═════ Input material
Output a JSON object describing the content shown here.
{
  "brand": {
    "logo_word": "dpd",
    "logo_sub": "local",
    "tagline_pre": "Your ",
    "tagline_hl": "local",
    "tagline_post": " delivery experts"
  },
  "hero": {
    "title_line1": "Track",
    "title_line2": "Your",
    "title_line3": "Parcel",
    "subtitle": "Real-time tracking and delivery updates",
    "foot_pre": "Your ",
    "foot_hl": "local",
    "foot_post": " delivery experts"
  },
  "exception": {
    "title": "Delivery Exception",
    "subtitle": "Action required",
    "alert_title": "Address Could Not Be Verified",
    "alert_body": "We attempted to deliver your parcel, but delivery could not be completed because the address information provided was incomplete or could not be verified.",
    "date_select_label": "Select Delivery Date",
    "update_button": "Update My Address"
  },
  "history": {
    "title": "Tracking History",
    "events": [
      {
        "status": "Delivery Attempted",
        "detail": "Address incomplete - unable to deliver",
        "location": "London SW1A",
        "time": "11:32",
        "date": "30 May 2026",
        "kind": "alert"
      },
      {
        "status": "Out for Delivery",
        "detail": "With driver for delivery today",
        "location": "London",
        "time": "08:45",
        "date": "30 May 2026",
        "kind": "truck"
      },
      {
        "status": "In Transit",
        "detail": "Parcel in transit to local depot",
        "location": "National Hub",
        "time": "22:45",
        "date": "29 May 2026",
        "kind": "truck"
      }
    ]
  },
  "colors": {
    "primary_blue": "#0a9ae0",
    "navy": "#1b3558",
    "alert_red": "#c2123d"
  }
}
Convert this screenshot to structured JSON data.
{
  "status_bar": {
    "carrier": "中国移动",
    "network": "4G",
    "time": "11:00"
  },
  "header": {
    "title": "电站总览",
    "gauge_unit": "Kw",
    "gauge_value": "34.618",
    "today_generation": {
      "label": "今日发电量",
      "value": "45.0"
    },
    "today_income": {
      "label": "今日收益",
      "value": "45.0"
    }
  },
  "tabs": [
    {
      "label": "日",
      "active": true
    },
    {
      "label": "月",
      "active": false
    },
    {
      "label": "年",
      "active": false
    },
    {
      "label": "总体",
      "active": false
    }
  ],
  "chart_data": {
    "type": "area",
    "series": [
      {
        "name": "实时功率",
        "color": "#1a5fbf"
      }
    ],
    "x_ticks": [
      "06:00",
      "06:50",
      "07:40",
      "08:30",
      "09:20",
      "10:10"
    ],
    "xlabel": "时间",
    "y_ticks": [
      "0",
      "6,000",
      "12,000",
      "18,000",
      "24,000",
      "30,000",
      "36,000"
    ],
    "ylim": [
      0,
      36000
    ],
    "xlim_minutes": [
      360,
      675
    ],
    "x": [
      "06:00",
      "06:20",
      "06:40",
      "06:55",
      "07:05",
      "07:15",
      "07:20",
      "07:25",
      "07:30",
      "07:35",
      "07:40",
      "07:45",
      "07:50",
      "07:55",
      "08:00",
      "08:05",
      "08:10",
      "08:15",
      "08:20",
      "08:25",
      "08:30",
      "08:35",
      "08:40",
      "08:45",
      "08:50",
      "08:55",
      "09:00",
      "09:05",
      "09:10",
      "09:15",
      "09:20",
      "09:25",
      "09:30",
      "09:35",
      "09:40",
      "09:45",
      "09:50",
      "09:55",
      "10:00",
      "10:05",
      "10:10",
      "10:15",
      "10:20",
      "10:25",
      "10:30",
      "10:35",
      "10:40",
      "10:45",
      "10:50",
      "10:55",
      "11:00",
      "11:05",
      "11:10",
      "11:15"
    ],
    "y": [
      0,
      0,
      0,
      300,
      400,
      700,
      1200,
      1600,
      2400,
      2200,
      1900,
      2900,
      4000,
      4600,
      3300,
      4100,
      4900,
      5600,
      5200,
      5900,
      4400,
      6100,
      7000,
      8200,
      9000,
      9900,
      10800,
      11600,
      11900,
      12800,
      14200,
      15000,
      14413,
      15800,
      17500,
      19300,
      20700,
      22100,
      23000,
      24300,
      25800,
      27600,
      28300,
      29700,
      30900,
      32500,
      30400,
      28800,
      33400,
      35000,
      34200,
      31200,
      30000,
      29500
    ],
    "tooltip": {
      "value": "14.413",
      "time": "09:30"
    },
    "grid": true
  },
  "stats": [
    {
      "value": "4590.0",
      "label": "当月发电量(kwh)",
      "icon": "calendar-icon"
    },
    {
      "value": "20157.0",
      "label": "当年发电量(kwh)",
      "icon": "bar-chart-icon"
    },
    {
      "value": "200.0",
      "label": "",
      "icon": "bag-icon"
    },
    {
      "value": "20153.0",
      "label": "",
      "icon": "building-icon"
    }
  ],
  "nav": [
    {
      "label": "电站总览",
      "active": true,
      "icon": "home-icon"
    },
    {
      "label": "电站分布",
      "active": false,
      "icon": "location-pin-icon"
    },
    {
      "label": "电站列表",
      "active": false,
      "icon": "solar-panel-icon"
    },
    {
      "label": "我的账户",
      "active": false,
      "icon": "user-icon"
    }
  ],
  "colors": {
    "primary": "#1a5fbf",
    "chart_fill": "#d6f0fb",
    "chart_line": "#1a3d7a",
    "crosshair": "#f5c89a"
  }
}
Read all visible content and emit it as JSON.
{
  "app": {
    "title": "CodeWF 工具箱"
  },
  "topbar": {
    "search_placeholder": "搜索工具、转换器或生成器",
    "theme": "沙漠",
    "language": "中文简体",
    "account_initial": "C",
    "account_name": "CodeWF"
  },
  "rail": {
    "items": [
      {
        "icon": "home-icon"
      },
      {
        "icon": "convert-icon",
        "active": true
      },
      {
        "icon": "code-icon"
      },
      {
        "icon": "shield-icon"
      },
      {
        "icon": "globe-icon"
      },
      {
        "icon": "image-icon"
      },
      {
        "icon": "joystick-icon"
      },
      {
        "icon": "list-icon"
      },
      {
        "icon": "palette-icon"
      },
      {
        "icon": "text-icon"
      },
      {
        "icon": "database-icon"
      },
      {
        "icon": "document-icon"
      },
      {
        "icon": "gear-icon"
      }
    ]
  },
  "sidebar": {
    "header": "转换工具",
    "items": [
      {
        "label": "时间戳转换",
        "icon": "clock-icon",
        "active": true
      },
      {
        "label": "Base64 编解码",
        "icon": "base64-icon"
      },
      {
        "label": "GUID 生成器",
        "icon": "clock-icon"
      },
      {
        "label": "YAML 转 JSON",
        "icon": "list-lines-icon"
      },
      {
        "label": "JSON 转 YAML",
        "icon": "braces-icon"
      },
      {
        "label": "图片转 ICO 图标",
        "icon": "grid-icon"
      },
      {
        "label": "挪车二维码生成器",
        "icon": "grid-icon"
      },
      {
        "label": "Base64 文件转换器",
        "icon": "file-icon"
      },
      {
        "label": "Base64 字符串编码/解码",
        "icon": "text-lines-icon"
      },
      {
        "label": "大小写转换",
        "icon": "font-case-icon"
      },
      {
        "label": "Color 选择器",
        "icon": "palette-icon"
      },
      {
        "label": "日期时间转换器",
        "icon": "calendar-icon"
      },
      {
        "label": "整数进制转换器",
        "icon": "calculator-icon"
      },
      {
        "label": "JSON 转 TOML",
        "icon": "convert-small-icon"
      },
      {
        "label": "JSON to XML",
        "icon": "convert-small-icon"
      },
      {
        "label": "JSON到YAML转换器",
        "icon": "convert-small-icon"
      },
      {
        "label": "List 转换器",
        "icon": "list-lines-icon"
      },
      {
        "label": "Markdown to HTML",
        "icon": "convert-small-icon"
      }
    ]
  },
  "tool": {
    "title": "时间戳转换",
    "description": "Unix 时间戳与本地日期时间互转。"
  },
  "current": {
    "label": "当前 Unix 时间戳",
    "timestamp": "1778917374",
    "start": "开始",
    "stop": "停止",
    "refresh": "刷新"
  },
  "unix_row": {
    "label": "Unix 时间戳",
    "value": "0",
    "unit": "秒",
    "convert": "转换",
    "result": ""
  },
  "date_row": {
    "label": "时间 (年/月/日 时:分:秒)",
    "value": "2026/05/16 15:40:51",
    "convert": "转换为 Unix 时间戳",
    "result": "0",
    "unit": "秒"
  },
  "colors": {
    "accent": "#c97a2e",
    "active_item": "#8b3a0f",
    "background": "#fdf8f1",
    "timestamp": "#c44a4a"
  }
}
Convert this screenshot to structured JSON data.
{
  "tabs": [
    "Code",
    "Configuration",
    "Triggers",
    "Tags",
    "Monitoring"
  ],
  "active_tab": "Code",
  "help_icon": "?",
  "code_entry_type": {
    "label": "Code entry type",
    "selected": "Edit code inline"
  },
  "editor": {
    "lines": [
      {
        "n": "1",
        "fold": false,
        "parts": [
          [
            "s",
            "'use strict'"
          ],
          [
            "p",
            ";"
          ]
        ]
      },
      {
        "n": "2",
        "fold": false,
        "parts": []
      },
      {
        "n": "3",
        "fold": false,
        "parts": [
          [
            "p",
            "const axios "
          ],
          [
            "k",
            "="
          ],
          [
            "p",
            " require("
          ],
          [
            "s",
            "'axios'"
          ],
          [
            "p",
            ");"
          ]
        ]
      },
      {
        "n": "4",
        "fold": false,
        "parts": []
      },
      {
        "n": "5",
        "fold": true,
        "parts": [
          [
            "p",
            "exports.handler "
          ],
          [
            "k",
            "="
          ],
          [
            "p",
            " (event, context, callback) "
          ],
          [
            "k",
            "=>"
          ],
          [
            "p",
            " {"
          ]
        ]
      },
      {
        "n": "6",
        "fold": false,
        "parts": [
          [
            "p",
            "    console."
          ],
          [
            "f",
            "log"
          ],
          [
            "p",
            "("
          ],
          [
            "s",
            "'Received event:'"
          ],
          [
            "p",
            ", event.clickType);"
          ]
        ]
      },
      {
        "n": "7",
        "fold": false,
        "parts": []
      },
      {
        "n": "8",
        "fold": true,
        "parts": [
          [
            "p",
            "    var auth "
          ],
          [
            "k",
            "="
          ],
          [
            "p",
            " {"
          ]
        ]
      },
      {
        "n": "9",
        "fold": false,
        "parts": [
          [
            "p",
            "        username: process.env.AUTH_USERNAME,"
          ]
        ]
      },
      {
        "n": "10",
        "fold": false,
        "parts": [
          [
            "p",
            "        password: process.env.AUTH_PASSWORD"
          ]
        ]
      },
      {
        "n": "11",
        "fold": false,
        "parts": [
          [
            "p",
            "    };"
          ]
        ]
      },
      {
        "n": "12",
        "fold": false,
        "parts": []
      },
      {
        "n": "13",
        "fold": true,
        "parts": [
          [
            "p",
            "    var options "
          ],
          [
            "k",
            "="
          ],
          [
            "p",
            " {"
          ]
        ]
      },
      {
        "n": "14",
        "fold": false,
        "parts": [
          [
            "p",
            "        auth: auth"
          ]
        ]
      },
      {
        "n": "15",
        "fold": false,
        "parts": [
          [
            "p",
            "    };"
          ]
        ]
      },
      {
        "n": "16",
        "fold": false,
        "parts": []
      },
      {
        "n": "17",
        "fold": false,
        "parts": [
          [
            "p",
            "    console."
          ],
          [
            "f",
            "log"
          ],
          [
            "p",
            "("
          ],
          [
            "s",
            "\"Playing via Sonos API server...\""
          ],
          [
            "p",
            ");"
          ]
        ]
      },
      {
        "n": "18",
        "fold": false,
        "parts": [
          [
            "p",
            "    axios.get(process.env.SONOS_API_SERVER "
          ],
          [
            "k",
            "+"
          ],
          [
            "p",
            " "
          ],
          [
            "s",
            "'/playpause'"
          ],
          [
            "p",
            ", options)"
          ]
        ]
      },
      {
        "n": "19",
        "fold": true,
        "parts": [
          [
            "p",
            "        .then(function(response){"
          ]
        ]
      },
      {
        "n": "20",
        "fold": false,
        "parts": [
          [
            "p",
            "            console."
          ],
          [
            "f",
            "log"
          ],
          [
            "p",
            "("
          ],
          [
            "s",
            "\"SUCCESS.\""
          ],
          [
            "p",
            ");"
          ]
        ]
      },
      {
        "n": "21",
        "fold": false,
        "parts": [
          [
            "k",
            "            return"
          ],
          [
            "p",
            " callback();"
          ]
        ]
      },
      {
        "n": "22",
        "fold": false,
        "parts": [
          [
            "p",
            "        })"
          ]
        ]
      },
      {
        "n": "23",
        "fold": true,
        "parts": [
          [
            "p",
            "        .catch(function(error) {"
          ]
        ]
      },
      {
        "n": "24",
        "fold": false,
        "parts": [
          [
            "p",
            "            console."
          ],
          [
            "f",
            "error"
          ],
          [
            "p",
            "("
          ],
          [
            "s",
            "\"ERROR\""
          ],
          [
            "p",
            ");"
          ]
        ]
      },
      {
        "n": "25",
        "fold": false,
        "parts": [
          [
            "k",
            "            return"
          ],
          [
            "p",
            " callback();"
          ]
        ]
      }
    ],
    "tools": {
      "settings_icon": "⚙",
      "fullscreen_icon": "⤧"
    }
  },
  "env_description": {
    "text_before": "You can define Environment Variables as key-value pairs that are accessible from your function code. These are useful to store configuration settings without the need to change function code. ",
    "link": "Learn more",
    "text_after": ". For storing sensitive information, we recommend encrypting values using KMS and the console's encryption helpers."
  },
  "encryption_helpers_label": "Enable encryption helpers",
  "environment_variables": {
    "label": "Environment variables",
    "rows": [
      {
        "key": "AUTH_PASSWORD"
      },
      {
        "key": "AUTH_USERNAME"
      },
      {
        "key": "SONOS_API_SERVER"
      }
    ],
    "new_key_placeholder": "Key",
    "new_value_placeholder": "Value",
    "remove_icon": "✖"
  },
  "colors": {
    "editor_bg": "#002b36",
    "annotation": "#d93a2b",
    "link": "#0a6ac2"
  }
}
══════════
* Given instruction:
Pick each line holding the word "timestamp" out of the listing.

* Solution to the exercise:
    "timestamp": "1778917374",
    "timestamp": "#c44a4a"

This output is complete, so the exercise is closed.